• [Data for this exercise]
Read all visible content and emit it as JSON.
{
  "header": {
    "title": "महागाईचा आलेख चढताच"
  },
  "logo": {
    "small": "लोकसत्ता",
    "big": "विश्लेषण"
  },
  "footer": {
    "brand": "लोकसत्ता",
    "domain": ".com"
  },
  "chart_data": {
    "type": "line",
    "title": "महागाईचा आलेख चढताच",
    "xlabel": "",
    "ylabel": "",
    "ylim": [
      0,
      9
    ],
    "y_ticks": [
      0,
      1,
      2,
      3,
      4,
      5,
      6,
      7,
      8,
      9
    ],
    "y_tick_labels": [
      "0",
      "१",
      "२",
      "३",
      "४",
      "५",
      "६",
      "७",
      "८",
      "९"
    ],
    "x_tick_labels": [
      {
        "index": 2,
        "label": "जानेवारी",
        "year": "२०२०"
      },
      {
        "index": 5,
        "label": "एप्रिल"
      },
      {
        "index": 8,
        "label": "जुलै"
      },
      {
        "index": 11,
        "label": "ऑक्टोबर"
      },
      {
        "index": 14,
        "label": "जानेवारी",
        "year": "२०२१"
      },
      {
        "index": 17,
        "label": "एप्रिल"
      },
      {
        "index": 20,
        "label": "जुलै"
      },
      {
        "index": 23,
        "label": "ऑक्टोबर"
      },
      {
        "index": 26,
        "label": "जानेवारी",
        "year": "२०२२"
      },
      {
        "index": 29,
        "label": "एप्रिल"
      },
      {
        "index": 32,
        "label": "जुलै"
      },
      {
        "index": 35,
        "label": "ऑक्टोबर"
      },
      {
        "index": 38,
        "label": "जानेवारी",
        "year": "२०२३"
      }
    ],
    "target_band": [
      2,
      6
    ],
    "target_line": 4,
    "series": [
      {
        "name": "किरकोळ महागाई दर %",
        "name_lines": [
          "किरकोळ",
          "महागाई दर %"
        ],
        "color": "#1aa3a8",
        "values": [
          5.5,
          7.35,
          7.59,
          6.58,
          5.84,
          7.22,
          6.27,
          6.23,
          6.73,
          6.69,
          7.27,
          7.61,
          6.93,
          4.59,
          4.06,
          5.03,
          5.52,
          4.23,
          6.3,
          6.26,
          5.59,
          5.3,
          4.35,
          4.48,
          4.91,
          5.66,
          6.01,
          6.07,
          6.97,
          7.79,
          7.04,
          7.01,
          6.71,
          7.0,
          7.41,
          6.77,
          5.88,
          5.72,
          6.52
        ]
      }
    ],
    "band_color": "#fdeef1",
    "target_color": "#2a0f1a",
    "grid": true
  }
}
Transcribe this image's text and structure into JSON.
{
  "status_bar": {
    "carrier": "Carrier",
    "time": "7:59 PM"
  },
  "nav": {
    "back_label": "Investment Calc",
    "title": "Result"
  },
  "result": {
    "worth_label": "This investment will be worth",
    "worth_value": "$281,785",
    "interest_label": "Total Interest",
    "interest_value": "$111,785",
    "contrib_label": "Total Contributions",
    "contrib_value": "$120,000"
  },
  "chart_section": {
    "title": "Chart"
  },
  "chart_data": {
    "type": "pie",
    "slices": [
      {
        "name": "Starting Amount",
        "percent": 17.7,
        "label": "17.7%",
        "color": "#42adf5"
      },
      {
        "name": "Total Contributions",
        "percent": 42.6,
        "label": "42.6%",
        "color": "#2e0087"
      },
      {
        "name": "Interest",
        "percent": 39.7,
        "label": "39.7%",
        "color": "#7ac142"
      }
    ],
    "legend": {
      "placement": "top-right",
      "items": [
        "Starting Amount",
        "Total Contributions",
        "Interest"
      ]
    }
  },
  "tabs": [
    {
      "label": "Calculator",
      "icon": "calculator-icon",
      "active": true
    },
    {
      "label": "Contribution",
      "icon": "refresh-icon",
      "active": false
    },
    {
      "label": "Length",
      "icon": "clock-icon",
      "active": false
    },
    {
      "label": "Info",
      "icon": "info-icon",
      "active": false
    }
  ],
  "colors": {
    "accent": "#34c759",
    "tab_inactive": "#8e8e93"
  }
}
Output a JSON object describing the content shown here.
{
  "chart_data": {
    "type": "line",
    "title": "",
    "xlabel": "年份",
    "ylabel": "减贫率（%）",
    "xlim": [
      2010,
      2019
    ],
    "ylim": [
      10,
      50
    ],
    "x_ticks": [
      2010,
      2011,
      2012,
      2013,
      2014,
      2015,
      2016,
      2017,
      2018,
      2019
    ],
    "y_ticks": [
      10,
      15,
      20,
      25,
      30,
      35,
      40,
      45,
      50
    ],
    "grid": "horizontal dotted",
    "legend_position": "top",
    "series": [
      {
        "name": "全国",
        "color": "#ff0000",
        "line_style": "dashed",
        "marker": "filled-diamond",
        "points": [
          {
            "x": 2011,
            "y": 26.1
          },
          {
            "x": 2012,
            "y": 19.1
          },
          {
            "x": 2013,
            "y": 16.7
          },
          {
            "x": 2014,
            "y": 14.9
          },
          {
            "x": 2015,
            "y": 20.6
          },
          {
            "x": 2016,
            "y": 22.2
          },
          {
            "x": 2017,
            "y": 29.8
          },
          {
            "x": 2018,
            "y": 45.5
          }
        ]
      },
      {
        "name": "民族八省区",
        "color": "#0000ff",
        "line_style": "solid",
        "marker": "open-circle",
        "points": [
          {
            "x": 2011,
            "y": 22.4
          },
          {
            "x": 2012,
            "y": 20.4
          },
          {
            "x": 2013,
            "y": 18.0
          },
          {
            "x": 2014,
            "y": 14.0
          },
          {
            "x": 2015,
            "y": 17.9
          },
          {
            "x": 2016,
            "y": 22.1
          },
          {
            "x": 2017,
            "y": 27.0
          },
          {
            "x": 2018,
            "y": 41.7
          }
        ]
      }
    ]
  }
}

• [Short problem]
The records above should be duplicated in full, exactly as given.

• [Exercise response]
Read all visible content and emit it as JSON.
{
  "header": {
    "title": "महागाईचा आलेख चढताच"
  },
  "logo": {
    "small": "लोकसत्ता",
    "big": "विश्लेषण"
  },
  "footer": {
    "brand": "लोकसत्ता",
    "domain": ".com"
  },
  "chart_data": {
    "type": "line",
    "title": "महागाईचा आलेख चढताच",
    "xlabel": "",
    "ylabel": "",
    "ylim": [
      0,
      9
    ],
    "y_ticks": [
      0,
      1,
      2,
      3,
      4,
      5,
      6,
      7,
      8,
      9
    ],
    "y_tick_labels": [
      "0",
      "१",
      "२",
      "३",
      "४",
      "५",
      "६",
      "७",
      "८",
      "९"
    ],
    "x_tick_labels": [
      {
        "index": 2,
        "label": "जानेवारी",
        "year": "२०२०"
      },
      {
        "index": 5,
        "label": "एप्रिल"
      },
      {
        "index": 8,
        "label": "जुलै"
      },
      {
        "index": 11,
        "label": "ऑक्टोबर"
      },
      {
        "index": 14,
        "label": "जानेवारी",
        "year": "२०२१"
      },
      {
        "index": 17,
        "label": "एप्रिल"
      },
      {
        "index": 20,
        "label": "जुलै"
      },
      {
        "index": 23,
        "label": "ऑक्टोबर"
      },
      {
        "index": 26,
        "label": "जानेवारी",
        "year": "२०२२"
      },
      {
        "index": 29,
        "label": "एप्रिल"
      },
      {
        "index": 32,
        "label": "जुलै"
      },
      {
        "index": 35,
        "label": "ऑक्टोबर"
      },
      {
        "index": 38,
        "label": "जानेवारी",
        "year": "२०२३"
      }
    ],
    "target_band": [
      2,
      6
    ],
    "target_line": 4,
    "series": [
      {
        "name": "किरकोळ महागाई दर %",
        "name_lines": [
          "किरकोळ",
          "महागाई दर %"
        ],
        "color": "#1aa3a8",
        "values": [
          5.5,
          7.35,
          7.59,
          6.58,
          5.84,
          7.22,
          6.27,
          6.23,
          6.73,
          6.69,
          7.27,
          7.61,
          6.93,
          4.59,
          4.06,
          5.03,
          5.52,
          4.23,
          6.3,
          6.26,
          5.59,
          5.3,
          4.35,
          4.48,
          4.91,
          5.66,
          6.01,
          6.07,
          6.97,
          7.79,
          7.04,
          7.01,
          6.71,
          7.0,
          7.41,
          6.77,
          5.88,
          5.72,
          6.52
        ]
      }
    ],
    "band_color": "#fdeef1",
    "target_color": "#2a0f1a",
    "grid": true
  }
}
Transcribe this image's text and structure into JSON.
{
  "status_bar": {
    "carrier": "Carrier",
    "time": "7:59 PM"
  },
  "nav": {
    "back_label": "Investment Calc",
    "title": "Result"
  },
  "result": {
    "worth_label": "This investment will be worth",
    "worth_value": "$281,785",
    "interest_label": "Total Interest",
    "interest_value": "$111,785",
    "contrib_label": "Total Contributions",
    "contrib_value": "$120,000"
  },
  "chart_section": {
    "title": "Chart"
  },
  "chart_data": {
    "type": "pie",
    "slices": [
      {
        "name": "Starting Amount",
        "percent": 17.7,
        "label": "17.7%",
        "color": "#42adf5"
      },
      {
        "name": "Total Contributions",
        "percent": 42.6,
        "label": "42.6%",
        "color": "#2e0087"
      },
      {
        "name": "Interest",
        "percent": 39.7,
        "label": "39.7%",
        "color": "#7ac142"
      }
    ],
    "legend": {
      "placement": "top-right",
      "items": [
        "Starting Amount",
        "Total Contributions",
        "Interest"
      ]
    }
  },
  "tabs": [
    {
      "label": "Calculator",
      "icon": "calculator-icon",
      "active": true
    },
    {
      "label": "Contribution",
      "icon": "refresh-icon",
      "active": false
    },
    {
      "label": "Length",
      "icon": "clock-icon",
      "active": false
    },
    {
      "label": "Info",
      "icon": "info-icon",
      "active": false
    }
  ],
  "colors": {
    "accent": "#34c759",
    "tab_inactive": "#8e8e93"
  }
}
Output a JSON object describing the content shown here.
{
  "chart_data": {
    "type": "line",
    "title": "",
    "xlabel": "年份",
    "ylabel": "减贫率（%）",
    "xlim": [
      2010,
      2019
    ],
    "ylim": [
      10,
      50
    ],
    "x_ticks": [
      2010,
      2011,
      2012,
      2013,
      2014,
      2015,
      2016,
      2017,
      2018,
      2019
    ],
    "y_ticks": [
      10,
      15,
      20,
      25,
      30,
      35,
      40,
      45,
      50
    ],
    "grid": "horizontal dotted",
    "legend_position": "top",
    "series": [
      {
        "name": "全国",
        "color": "#ff0000",
        "line_style": "dashed",
        "marker": "filled-diamond",
        "points": [
          {
            "x": 2011,
            "y": 26.1
          },
          {
            "x": 2012,
            "y": 19.1
          },
          {
            "x": 2013,
            "y": 16.7
          },
          {
            "x": 2014,
            "y": 14.9
          },
          {
            "x": 2015,
            "y": 20.6
          },
          {
            "x": 2016,
            "y": 22.2
          },
          {
            "x": 2017,
            "y": 29.8
          },
          {
            "x": 2018,
            "y": 45.5
          }
        ]
      },
      {
        "name": "民族八省区",
        "color": "#0000ff",
        "line_style": "solid",
        "marker": "open-circle",
        "points": [
          {
            "x": 2011,
            "y": 22.4
          },
          {
            "x": 2012,
            "y": 20.4
          },
          {
            "x": 2013,
            "y": 18.0
          },
          {
            "x": 2014,
            "y": 14.0
          },
          {
            "x": 2015,
            "y": 17.9
          },
          {
            "x": 2016,
            "y": 22.1
          },
          {
            "x": 2017,
            "y": 27.0
          },
          {
            "x": 2018,
            "y": 41.7
          }
        ]
      }
    ]
  }
}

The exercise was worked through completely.